[Records that describe figures]
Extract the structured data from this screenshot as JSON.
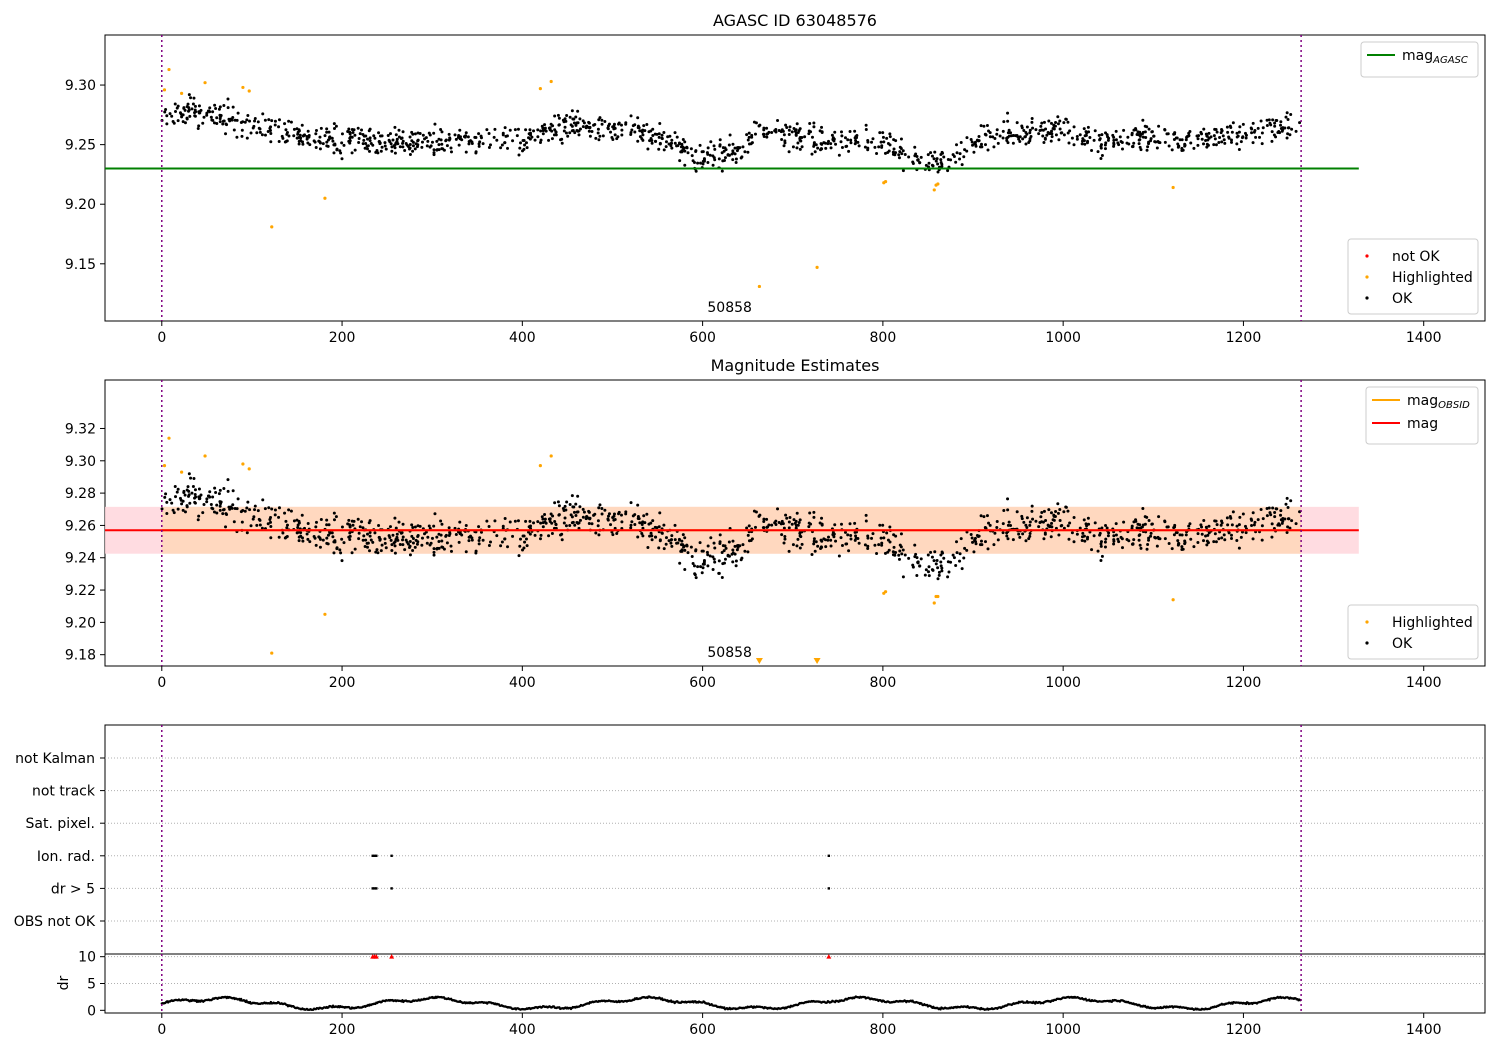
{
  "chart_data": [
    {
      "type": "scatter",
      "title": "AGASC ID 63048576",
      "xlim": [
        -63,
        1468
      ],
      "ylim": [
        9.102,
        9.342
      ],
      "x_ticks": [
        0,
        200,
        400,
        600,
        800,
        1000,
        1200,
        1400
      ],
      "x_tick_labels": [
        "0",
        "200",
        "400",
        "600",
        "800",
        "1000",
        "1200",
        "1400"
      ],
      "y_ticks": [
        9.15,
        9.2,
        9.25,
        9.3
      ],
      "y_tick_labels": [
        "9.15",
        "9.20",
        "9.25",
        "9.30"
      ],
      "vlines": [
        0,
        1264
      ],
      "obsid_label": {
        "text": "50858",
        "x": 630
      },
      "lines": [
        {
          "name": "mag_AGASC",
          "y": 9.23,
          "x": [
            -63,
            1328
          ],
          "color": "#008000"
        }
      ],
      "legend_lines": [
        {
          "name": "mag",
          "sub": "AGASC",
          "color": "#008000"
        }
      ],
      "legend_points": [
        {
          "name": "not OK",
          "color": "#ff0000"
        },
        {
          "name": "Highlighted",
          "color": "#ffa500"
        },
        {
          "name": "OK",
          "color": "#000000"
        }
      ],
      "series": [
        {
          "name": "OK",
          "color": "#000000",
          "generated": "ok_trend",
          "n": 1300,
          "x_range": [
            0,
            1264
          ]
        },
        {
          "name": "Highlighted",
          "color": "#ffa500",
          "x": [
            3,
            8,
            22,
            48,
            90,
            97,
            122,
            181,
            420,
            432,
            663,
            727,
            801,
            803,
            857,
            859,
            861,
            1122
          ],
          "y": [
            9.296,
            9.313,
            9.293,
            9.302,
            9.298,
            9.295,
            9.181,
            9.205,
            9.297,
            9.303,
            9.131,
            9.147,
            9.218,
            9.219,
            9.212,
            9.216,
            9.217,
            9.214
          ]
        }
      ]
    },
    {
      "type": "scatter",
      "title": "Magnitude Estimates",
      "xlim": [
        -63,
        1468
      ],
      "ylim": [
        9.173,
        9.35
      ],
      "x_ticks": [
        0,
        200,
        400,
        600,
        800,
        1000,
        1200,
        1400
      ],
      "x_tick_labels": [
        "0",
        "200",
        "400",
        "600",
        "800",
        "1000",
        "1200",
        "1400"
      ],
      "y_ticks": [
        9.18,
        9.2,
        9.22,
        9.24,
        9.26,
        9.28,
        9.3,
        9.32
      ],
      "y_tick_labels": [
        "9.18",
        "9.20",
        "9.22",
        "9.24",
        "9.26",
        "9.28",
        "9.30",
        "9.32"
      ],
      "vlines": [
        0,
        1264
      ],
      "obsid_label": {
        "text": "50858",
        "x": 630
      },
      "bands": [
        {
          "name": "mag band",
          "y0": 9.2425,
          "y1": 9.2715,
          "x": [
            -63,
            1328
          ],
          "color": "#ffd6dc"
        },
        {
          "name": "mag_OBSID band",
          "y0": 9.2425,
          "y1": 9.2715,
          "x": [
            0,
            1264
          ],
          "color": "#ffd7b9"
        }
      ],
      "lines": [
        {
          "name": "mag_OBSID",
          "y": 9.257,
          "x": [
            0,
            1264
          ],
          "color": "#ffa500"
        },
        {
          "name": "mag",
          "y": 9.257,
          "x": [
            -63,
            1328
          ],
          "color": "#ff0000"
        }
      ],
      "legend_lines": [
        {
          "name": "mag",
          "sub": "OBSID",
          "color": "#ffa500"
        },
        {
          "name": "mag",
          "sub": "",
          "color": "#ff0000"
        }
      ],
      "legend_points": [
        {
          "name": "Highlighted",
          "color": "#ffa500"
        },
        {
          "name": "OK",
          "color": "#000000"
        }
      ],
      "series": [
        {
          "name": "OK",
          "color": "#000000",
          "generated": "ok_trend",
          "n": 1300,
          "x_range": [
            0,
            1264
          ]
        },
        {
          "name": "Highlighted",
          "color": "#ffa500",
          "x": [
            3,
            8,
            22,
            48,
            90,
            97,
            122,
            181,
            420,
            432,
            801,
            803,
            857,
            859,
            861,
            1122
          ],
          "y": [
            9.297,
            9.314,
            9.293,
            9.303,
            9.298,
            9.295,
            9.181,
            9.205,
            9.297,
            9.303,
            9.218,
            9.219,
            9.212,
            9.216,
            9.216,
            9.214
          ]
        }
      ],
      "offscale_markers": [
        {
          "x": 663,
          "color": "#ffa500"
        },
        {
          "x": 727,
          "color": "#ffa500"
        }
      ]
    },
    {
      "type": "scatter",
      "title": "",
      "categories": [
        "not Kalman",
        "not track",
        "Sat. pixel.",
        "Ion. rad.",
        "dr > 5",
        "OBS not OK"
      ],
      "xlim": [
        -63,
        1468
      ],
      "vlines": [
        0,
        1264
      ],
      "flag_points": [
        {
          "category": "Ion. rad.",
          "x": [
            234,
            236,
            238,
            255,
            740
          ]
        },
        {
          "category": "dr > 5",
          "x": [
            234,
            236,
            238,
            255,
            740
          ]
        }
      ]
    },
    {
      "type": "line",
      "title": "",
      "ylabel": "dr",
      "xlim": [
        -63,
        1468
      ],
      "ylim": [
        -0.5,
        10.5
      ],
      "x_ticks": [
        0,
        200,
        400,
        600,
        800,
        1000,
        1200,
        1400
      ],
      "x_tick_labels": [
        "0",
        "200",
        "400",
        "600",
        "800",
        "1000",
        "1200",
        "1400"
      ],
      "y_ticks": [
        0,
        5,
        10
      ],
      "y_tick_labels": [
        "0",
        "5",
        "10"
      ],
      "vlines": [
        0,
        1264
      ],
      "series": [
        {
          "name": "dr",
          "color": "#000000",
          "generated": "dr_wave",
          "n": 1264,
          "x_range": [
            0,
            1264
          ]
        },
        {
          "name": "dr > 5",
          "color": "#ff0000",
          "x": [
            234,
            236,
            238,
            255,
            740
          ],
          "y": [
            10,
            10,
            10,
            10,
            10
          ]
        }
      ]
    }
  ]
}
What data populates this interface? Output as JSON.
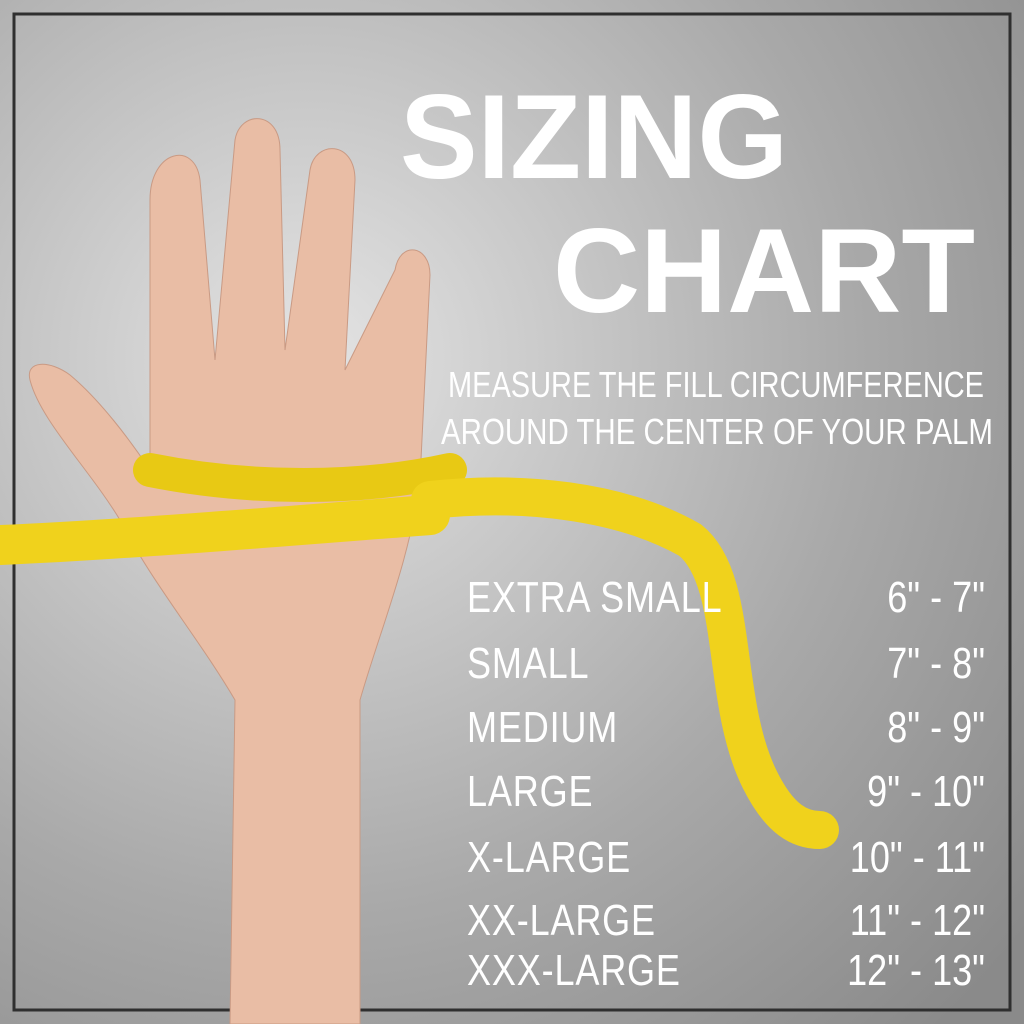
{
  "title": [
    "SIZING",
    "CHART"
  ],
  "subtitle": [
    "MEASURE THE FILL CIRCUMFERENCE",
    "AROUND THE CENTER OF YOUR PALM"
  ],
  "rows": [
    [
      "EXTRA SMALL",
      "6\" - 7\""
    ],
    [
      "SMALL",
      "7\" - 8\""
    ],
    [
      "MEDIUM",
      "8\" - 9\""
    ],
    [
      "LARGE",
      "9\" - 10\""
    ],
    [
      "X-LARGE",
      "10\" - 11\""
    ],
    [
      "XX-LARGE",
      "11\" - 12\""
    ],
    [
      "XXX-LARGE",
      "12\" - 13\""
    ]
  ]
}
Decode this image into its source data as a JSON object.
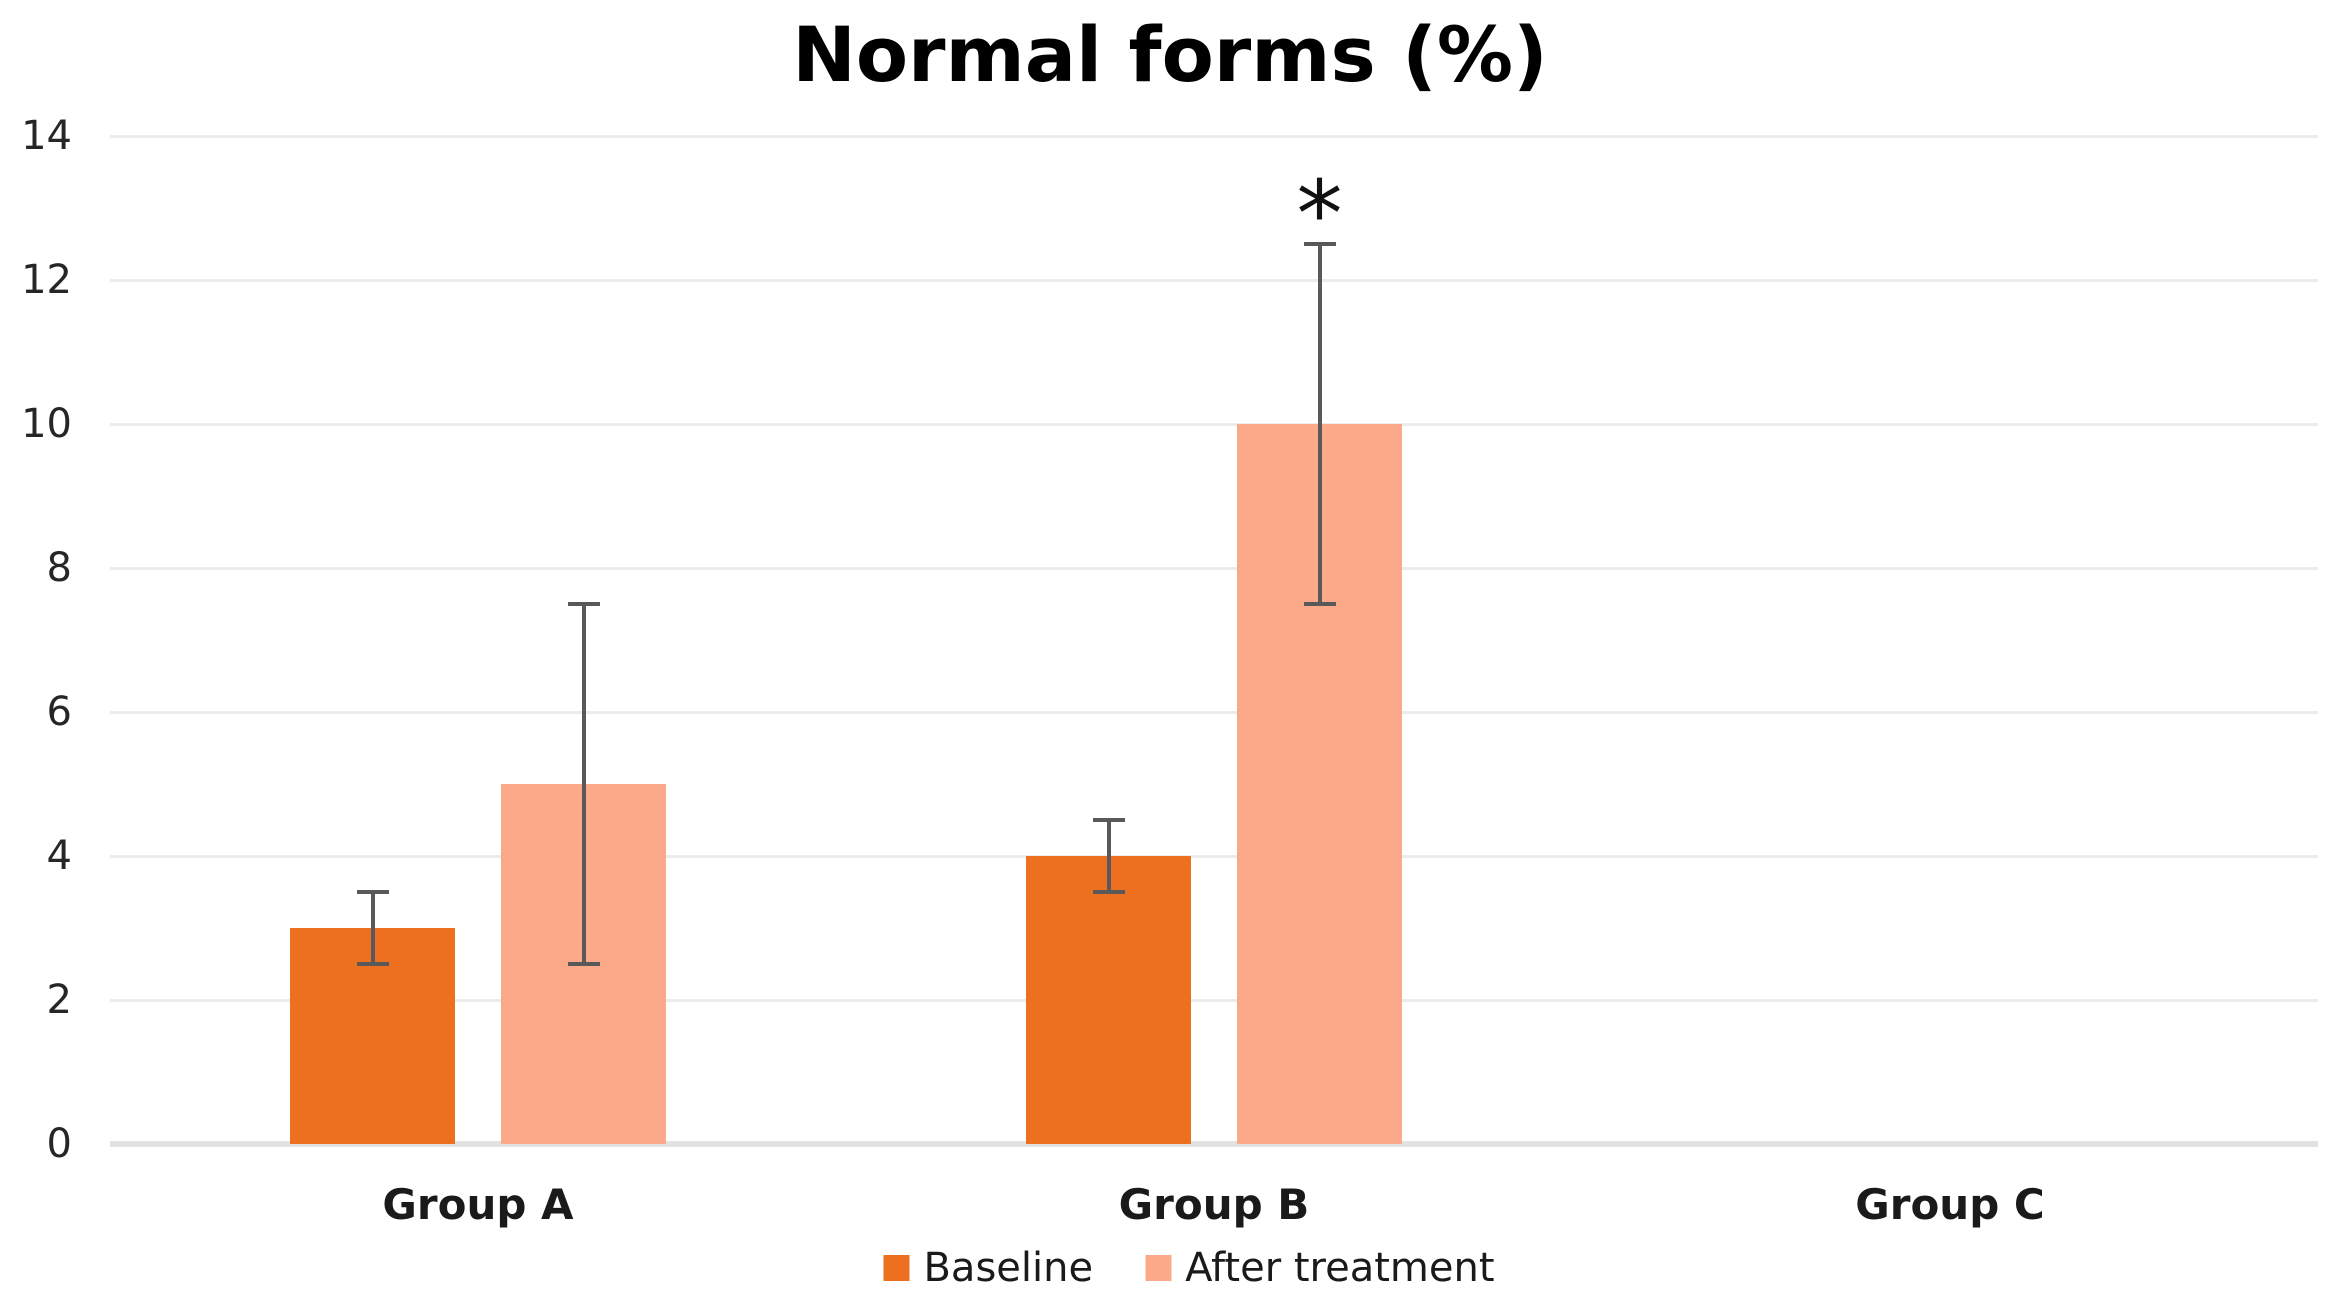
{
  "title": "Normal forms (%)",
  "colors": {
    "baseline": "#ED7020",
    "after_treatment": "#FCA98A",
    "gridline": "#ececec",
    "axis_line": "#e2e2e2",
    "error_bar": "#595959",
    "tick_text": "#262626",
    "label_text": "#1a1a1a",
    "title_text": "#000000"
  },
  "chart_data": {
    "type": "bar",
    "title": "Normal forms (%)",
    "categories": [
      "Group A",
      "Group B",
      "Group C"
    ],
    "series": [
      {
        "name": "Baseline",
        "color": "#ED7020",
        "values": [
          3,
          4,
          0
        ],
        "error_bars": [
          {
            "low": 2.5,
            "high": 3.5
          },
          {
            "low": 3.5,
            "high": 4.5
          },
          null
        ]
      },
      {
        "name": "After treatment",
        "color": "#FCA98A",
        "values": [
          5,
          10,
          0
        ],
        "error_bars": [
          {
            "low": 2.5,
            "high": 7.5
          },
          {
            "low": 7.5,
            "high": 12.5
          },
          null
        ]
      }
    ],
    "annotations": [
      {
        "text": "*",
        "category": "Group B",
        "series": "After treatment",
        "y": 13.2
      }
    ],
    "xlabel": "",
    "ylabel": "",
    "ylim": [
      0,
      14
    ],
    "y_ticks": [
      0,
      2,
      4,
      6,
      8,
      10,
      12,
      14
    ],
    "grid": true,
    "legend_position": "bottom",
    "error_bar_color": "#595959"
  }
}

-- Task --
Among the records above, find each line holding the string "this" and pull it out.

-- Response below --
Extract the structured data from this screenshot as JSON.
What data populates this interface? Output as JSON.
Decode this image into its source data as a JSON object.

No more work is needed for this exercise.